• _Job_:
Could you repeat the records below exactly, leaving out any pictures?

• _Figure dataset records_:
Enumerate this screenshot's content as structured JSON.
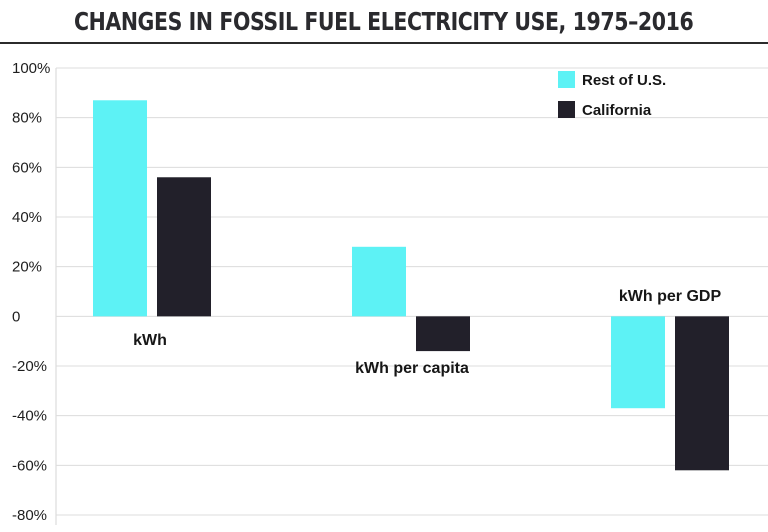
{
  "chart_data": {
    "type": "bar",
    "title": "CHANGES IN FOSSIL FUEL ELECTRICITY USE, 1975–2016",
    "categories": [
      "kWh",
      "kWh per capita",
      "kWh per GDP"
    ],
    "series": [
      {
        "name": "Rest of U.S.",
        "color": "#5df2f5",
        "values": [
          87,
          28,
          -37
        ]
      },
      {
        "name": "California",
        "color": "#22202a",
        "values": [
          56,
          -14,
          -62
        ]
      }
    ],
    "yticks": [
      {
        "value": 100,
        "label": "100%"
      },
      {
        "value": 80,
        "label": "80%"
      },
      {
        "value": 60,
        "label": "60%"
      },
      {
        "value": 40,
        "label": "40%"
      },
      {
        "value": 20,
        "label": "20%"
      },
      {
        "value": 0,
        "label": "0"
      },
      {
        "value": -20,
        "label": "-20%"
      },
      {
        "value": -40,
        "label": "-40%"
      },
      {
        "value": -60,
        "label": "-60%"
      },
      {
        "value": -80,
        "label": "-80%"
      }
    ],
    "ylim": [
      -80,
      100
    ],
    "grid": true,
    "legend_position": "top-right"
  }
}
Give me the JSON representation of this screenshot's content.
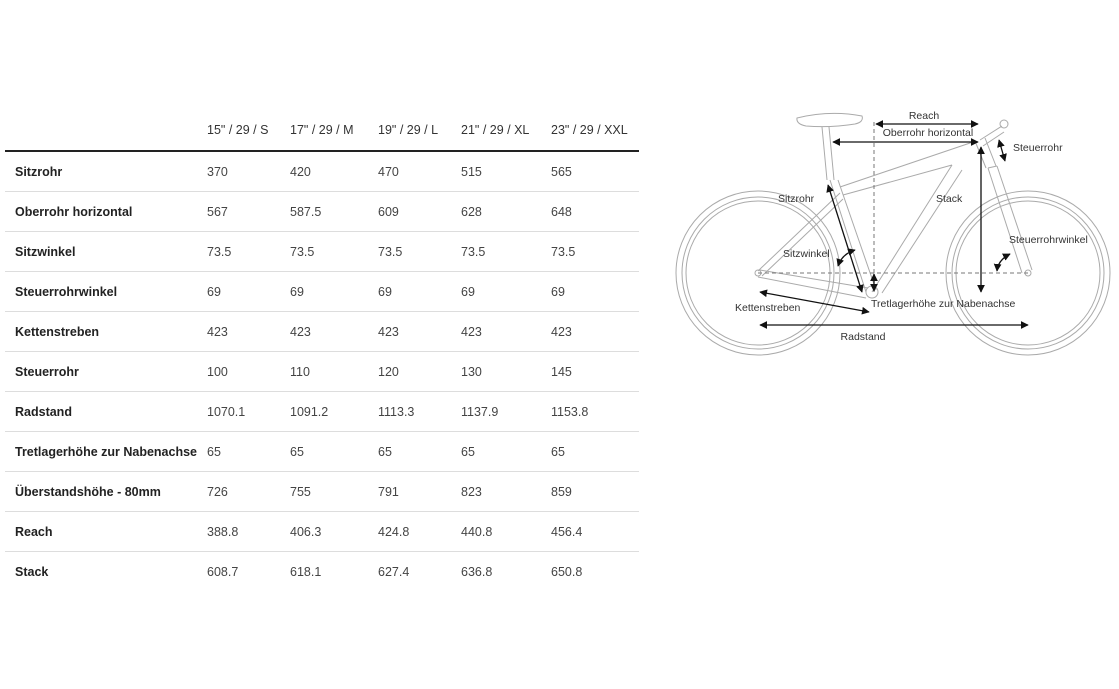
{
  "table": {
    "columns": [
      "15\" / 29 / S",
      "17\" / 29 / M",
      "19\" / 29 / L",
      "21\" / 29 / XL",
      "23\" / 29 / XXL"
    ],
    "rows": [
      {
        "label": "Sitzrohr",
        "values": [
          "370",
          "420",
          "470",
          "515",
          "565"
        ]
      },
      {
        "label": "Oberrohr horizontal",
        "values": [
          "567",
          "587.5",
          "609",
          "628",
          "648"
        ]
      },
      {
        "label": "Sitzwinkel",
        "values": [
          "73.5",
          "73.5",
          "73.5",
          "73.5",
          "73.5"
        ]
      },
      {
        "label": "Steuerrohrwinkel",
        "values": [
          "69",
          "69",
          "69",
          "69",
          "69"
        ]
      },
      {
        "label": "Kettenstreben",
        "values": [
          "423",
          "423",
          "423",
          "423",
          "423"
        ]
      },
      {
        "label": "Steuerrohr",
        "values": [
          "100",
          "110",
          "120",
          "130",
          "145"
        ]
      },
      {
        "label": "Radstand",
        "values": [
          "1070.1",
          "1091.2",
          "1113.3",
          "1137.9",
          "1153.8"
        ]
      },
      {
        "label": "Tretlagerhöhe zur Nabenachse",
        "values": [
          "65",
          "65",
          "65",
          "65",
          "65"
        ]
      },
      {
        "label": "Überstandshöhe - 80mm",
        "values": [
          "726",
          "755",
          "791",
          "823",
          "859"
        ]
      },
      {
        "label": "Reach",
        "values": [
          "388.8",
          "406.3",
          "424.8",
          "440.8",
          "456.4"
        ]
      },
      {
        "label": "Stack",
        "values": [
          "608.7",
          "618.1",
          "627.4",
          "636.8",
          "650.8"
        ]
      }
    ]
  },
  "diagram": {
    "labels": {
      "reach": "Reach",
      "top_tube": "Oberrohr horizontal",
      "head_tube": "Steuerrohr",
      "stack": "Stack",
      "seat_tube": "Sitzrohr",
      "seat_angle": "Sitzwinkel",
      "head_angle": "Steuerrohrwinkel",
      "bb_drop": "Tretlagerhöhe zur Nabenachse",
      "chainstays": "Kettenstreben",
      "wheelbase": "Radstand"
    }
  }
}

• _Worked answer_:
Enumerate this screenshot's content as structured JSON.
{
  "chart_data": {
    "type": "bar",
    "title": "CHANGES IN FOSSIL FUEL ELECTRICITY USE, 1975–2016",
    "categories": [
      "kWh",
      "kWh per capita",
      "kWh per GDP"
    ],
    "series": [
      {
        "name": "Rest of U.S.",
        "color": "#5df2f5",
        "values": [
          87,
          28,
          -37
        ]
      },
      {
        "name": "California",
        "color": "#22202a",
        "values": [
          56,
          -14,
          -62
        ]
      }
    ],
    "yticks": [
      {
        "value": 100,
        "label": "100%"
      },
      {
        "value": 80,
        "label": "80%"
      },
      {
        "value": 60,
        "label": "60%"
      },
      {
        "value": 40,
        "label": "40%"
      },
      {
        "value": 20,
        "label": "20%"
      },
      {
        "value": 0,
        "label": "0"
      },
      {
        "value": -20,
        "label": "-20%"
      },
      {
        "value": -40,
        "label": "-40%"
      },
      {
        "value": -60,
        "label": "-60%"
      },
      {
        "value": -80,
        "label": "-80%"
      }
    ],
    "ylim": [
      -80,
      100
    ],
    "grid": true,
    "legend_position": "top-right"
  }
}
Give me the JSON representation of this screenshot's content.
{
  "table": {
    "columns": [
      "15\" / 29 / S",
      "17\" / 29 / M",
      "19\" / 29 / L",
      "21\" / 29 / XL",
      "23\" / 29 / XXL"
    ],
    "rows": [
      {
        "label": "Sitzrohr",
        "values": [
          "370",
          "420",
          "470",
          "515",
          "565"
        ]
      },
      {
        "label": "Oberrohr horizontal",
        "values": [
          "567",
          "587.5",
          "609",
          "628",
          "648"
        ]
      },
      {
        "label": "Sitzwinkel",
        "values": [
          "73.5",
          "73.5",
          "73.5",
          "73.5",
          "73.5"
        ]
      },
      {
        "label": "Steuerrohrwinkel",
        "values": [
          "69",
          "69",
          "69",
          "69",
          "69"
        ]
      },
      {
        "label": "Kettenstreben",
        "values": [
          "423",
          "423",
          "423",
          "423",
          "423"
        ]
      },
      {
        "label": "Steuerrohr",
        "values": [
          "100",
          "110",
          "120",
          "130",
          "145"
        ]
      },
      {
        "label": "Radstand",
        "values": [
          "1070.1",
          "1091.2",
          "1113.3",
          "1137.9",
          "1153.8"
        ]
      },
      {
        "label": "Tretlagerhöhe zur Nabenachse",
        "values": [
          "65",
          "65",
          "65",
          "65",
          "65"
        ]
      },
      {
        "label": "Überstandshöhe - 80mm",
        "values": [
          "726",
          "755",
          "791",
          "823",
          "859"
        ]
      },
      {
        "label": "Reach",
        "values": [
          "388.8",
          "406.3",
          "424.8",
          "440.8",
          "456.4"
        ]
      },
      {
        "label": "Stack",
        "values": [
          "608.7",
          "618.1",
          "627.4",
          "636.8",
          "650.8"
        ]
      }
    ]
  },
  "diagram": {
    "labels": {
      "reach": "Reach",
      "top_tube": "Oberrohr horizontal",
      "head_tube": "Steuerrohr",
      "stack": "Stack",
      "seat_tube": "Sitzrohr",
      "seat_angle": "Sitzwinkel",
      "head_angle": "Steuerrohrwinkel",
      "bb_drop": "Tretlagerhöhe zur Nabenachse",
      "chainstays": "Kettenstreben",
      "wheelbase": "Radstand"
    }
  }
}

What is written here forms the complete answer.